Problem set:
1. Name each group or body that the passage on IBAC's investigative powers says held a view on those powers when the agency was set up.
2. In the passage on IBAC's investigative powers, which offense was left out of the original definition of corrupt conduct?
3. Please carry on the passage about IBAC's investigative powers from its final sentence.

--- START OF Reading passage ---

While I don’t intend to specifically comment on the consideration of a federal anti-corruption agency, I believe my observations about our experience at the state-level should be of interest to those considering strengthening our national integrity system.
When IBAC was established, the legislation was heavily panned by both the then-opposition and a variety of commentators, with the running theme being that IBAC was likely to be ineffective due to the restricted nature of its investigative powers. IBAC’s police oversight powers were not an issue, as IBAC was essentially given the same very broad powers that the former Office of Police Integrity had to investigate police corruption and misconduct. However, IBAC’s power to investigate corrupt conduct in the broader public sector was quite a different story.
The original definition of corrupt conduct in our act was quite narrow, as it needed to involve proscribed criminal offending, but did not include one of the most obvious forms of serious criminal offending for a public official, being misconduct in public office, or MIPO. Notwithstanding, the offense of MIPO is a principled one within the law. There was apparently the view within government at the time that it was too vague and uncertain in nature to be entrusted to us.

--- END OF Reading passage ---
--- START OF Data extract ---

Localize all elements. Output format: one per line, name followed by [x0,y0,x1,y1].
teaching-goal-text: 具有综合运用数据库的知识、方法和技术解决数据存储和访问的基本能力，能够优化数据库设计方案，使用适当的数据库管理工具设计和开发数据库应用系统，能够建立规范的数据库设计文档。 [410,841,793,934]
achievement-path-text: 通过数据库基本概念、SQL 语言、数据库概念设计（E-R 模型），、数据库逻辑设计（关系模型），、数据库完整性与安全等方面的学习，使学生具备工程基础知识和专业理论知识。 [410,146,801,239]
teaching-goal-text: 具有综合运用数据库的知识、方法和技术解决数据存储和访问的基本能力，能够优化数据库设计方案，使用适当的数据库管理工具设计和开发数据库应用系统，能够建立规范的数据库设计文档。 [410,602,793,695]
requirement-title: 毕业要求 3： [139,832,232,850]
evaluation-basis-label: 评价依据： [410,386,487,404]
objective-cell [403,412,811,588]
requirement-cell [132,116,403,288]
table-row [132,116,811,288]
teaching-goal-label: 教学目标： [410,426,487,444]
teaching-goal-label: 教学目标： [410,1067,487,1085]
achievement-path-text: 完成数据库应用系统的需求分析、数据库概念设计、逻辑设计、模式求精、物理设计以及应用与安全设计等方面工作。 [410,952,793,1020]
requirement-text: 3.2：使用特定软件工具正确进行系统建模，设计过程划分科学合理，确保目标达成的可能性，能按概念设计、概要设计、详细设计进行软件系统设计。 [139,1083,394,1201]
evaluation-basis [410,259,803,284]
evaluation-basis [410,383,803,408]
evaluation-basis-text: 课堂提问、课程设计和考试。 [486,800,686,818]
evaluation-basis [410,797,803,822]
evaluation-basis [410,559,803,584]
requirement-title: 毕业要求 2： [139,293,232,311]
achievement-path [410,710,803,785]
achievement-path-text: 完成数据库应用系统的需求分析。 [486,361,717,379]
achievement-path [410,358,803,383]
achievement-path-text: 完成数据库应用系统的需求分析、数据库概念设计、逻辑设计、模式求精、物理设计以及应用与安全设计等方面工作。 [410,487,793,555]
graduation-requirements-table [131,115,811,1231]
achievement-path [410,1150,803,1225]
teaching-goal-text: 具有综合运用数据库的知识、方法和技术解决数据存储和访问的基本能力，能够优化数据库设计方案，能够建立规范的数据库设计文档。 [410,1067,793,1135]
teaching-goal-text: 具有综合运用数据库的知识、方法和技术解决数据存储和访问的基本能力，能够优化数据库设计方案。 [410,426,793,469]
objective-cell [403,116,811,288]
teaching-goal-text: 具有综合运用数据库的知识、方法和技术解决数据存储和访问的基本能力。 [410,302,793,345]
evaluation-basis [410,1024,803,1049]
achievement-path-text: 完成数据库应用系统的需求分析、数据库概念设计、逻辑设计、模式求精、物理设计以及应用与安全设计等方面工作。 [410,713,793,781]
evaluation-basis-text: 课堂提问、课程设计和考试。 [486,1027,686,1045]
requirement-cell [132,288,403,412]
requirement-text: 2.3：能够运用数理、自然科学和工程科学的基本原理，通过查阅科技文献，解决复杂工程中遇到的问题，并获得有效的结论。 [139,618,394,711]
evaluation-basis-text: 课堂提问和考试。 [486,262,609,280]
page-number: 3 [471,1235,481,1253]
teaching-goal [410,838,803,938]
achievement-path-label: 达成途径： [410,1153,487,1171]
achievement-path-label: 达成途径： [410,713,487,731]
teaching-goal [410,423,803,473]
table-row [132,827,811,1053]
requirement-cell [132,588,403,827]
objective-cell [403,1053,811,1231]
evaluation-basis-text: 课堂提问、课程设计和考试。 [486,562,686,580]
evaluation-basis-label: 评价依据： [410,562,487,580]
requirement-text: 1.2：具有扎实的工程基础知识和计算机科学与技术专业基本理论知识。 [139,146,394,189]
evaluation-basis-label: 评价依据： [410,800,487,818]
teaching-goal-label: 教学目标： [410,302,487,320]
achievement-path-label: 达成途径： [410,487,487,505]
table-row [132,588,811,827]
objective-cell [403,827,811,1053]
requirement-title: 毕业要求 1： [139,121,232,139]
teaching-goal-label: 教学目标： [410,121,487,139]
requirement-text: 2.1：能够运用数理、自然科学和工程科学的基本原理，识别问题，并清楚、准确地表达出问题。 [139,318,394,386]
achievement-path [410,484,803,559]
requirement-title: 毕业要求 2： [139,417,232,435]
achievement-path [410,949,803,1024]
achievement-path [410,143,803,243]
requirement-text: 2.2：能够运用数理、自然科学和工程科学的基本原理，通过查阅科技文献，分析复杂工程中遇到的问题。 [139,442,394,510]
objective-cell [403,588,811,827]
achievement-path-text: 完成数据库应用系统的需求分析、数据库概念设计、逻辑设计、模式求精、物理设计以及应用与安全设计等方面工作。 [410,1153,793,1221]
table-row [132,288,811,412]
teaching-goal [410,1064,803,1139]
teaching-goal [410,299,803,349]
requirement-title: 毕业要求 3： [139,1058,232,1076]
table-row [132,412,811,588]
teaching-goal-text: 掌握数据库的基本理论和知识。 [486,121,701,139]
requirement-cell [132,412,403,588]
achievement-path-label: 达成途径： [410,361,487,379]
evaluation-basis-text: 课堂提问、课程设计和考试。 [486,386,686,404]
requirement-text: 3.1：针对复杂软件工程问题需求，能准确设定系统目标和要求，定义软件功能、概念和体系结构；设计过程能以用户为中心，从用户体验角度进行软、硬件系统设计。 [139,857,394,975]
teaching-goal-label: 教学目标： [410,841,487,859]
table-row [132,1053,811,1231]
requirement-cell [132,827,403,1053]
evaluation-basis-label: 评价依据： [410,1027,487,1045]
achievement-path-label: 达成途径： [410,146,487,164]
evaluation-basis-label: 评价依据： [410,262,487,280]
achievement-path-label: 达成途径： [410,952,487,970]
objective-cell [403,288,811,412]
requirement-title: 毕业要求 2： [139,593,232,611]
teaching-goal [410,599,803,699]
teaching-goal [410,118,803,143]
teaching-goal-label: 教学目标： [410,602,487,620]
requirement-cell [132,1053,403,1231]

--- END OF Data extract ---

Task-by-task outputs:
1.
the then-opposition
a variety of commentators
the government at the time

2. Misconduct in public office (MIPO).

3.
Not only could IBAC not investigate alleged serious MIPO, but on a strict reading of our act, we could not investigate things like serious conflicts of interest, which in our experience often asks criminal behaviour; nepotism; other unreasonable or suspicious favoritism; internal deception or other unconscionable behaviors, such as undue influence, as well as other corporate corruption of proper process that while not amounting to criminal offending, would meet ordinary definitions of corrupt behavior in the public sector.
Moreover, the threshold for commencing investigations into public sector corruption was legislated in vague language, where the conduct in question had to be serious corrupt conduct, but with there being no legislative definition of serious.
Also, there was the requirement where IBAC needed to be reasonably satisfied, based on facts, that if proven at trial, beyond reasonable doubt, it would establish an offense had been committed.
Needless to say, there was substantial expert commentary around what this might mean. In particular, whether at one extreme it meant that, before IBAC could investigate, it needed to be provided with all the evidence one would need to find during an investigation, before making any findings of corrupt conduct.
Commentators at the time were also concerned, as was I, with the potential for such vague language to land us in regular court challenges, thereby thwarting effective and timely investigation of serious matters.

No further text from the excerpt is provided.